## PROBLEM TO WORK ON:
Scan the lines below for the word "title". Copy each line you find it in.

-------- DATA SECTION

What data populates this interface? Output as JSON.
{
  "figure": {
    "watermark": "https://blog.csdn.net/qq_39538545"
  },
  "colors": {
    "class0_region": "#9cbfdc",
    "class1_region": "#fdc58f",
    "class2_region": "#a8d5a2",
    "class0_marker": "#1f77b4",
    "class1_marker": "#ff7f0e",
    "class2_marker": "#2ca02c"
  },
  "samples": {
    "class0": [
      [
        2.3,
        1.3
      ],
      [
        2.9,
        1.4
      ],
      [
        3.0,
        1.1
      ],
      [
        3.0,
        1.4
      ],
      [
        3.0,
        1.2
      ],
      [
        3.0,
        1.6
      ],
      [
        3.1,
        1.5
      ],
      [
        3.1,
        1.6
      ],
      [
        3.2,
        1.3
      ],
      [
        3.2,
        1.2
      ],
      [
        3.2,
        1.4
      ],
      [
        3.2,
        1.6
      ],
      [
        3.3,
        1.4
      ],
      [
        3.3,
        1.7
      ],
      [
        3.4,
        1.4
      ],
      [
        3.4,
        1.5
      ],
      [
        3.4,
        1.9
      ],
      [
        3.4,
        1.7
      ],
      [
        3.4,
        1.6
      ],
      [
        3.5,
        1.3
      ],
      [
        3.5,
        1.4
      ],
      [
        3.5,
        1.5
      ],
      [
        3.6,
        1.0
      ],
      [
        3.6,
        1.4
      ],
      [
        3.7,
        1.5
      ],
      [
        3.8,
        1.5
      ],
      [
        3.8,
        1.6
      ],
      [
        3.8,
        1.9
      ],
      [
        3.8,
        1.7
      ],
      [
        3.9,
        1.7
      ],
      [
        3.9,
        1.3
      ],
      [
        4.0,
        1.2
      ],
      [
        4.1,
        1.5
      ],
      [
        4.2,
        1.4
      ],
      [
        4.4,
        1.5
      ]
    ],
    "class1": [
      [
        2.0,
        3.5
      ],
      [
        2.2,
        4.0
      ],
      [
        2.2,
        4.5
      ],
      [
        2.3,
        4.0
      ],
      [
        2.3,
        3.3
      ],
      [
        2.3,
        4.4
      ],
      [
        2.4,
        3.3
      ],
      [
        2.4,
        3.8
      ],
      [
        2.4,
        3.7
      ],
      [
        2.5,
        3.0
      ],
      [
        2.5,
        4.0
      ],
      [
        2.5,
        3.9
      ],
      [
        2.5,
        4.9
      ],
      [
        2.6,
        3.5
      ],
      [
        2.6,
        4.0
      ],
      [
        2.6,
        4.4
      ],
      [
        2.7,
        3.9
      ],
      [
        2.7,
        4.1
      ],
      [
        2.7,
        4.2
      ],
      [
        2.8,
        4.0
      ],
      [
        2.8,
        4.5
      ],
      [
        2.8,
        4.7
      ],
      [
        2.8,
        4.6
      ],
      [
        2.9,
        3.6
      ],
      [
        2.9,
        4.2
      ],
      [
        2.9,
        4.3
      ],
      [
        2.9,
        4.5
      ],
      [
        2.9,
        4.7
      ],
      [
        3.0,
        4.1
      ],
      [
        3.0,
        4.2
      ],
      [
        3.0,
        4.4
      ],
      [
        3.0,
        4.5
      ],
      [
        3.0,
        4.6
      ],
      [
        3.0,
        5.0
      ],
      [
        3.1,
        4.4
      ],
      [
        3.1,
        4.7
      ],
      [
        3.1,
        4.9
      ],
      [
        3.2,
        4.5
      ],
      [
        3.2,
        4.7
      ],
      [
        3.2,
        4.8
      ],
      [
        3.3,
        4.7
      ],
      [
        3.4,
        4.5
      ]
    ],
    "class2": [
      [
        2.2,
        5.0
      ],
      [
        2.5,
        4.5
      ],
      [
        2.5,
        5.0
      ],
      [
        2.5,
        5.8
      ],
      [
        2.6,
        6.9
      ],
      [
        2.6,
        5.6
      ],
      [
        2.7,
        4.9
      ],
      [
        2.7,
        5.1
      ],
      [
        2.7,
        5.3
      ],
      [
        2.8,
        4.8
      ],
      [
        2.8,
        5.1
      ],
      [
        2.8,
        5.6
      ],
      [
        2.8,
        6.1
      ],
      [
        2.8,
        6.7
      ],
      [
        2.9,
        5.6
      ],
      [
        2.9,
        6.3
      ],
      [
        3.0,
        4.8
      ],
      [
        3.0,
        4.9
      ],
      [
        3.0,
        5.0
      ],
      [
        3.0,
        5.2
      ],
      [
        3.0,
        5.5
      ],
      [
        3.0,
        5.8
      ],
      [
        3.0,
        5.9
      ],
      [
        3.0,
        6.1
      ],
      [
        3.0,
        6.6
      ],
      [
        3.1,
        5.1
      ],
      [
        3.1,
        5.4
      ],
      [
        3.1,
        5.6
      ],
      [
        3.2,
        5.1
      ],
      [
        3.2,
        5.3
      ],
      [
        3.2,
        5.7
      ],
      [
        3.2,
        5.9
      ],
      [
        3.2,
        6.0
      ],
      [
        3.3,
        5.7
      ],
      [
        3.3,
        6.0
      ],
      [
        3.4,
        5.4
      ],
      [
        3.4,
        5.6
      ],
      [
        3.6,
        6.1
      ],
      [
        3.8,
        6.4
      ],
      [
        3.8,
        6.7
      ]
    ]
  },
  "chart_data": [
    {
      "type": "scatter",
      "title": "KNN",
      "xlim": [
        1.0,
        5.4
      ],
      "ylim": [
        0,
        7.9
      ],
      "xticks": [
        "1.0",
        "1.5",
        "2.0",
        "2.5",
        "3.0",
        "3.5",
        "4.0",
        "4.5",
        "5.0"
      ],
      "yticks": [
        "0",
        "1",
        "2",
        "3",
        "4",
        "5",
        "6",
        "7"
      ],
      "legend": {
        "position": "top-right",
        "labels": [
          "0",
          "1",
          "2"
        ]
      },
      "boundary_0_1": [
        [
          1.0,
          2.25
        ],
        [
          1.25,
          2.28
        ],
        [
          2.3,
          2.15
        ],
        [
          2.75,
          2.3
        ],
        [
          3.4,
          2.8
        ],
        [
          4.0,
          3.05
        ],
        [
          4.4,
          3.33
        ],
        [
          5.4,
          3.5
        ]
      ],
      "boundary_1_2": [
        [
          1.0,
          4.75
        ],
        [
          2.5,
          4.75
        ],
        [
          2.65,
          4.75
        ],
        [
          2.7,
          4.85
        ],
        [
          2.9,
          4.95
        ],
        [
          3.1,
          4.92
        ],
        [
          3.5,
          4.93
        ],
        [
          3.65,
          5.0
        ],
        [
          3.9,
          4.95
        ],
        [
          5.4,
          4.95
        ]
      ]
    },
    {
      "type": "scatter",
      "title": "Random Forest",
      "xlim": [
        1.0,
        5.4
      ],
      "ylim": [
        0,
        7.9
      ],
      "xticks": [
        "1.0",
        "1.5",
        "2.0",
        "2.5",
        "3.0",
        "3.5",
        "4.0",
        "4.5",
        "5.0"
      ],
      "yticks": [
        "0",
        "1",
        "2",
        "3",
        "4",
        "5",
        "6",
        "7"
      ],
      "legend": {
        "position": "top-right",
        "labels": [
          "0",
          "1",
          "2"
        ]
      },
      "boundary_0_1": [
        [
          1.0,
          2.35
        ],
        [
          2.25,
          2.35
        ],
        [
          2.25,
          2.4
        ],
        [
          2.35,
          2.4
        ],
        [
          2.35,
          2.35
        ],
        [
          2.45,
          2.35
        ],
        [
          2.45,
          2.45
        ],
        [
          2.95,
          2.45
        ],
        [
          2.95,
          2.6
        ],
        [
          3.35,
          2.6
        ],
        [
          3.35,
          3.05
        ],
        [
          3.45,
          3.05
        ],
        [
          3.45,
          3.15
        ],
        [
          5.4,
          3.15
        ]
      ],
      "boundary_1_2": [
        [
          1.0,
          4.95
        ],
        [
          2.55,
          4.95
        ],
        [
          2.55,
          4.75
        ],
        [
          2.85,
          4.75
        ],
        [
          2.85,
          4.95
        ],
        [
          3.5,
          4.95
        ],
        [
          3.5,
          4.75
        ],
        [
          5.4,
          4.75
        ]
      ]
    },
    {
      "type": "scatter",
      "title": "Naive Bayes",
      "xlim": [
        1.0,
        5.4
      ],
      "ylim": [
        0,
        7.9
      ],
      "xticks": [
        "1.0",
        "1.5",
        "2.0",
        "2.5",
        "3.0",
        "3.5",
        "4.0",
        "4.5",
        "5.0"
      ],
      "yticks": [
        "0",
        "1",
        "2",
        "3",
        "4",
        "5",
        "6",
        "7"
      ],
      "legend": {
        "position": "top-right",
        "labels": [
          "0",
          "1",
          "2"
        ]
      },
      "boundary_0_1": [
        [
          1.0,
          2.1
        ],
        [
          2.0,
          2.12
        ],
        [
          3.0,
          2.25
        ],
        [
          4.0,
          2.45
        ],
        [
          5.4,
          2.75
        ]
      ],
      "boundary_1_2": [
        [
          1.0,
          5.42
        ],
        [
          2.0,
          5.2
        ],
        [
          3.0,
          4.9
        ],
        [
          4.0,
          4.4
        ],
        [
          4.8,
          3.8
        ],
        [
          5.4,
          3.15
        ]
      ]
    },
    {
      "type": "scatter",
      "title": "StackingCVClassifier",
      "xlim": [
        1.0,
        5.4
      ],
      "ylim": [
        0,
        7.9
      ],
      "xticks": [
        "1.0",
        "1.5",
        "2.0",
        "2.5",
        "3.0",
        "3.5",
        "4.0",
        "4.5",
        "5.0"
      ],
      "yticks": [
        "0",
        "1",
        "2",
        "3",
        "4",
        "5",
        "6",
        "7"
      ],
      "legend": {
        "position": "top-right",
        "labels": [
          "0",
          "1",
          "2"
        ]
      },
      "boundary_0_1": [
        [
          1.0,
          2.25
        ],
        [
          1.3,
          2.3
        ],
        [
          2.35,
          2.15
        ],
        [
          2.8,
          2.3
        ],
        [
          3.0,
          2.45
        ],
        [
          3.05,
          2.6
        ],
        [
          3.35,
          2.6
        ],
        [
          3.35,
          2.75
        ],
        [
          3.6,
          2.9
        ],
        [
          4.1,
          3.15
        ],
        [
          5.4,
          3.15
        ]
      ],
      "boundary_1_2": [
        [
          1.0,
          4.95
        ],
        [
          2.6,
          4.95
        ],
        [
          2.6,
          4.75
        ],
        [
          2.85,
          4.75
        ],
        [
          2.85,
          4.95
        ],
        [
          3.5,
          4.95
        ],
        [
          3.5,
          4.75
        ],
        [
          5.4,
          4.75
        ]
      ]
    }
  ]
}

----------------

## THE ANSWER:
      "title": "KNN",
      "title": "Random Forest",
      "title": "Naive Bayes",
      "title": "StackingCVClassifier",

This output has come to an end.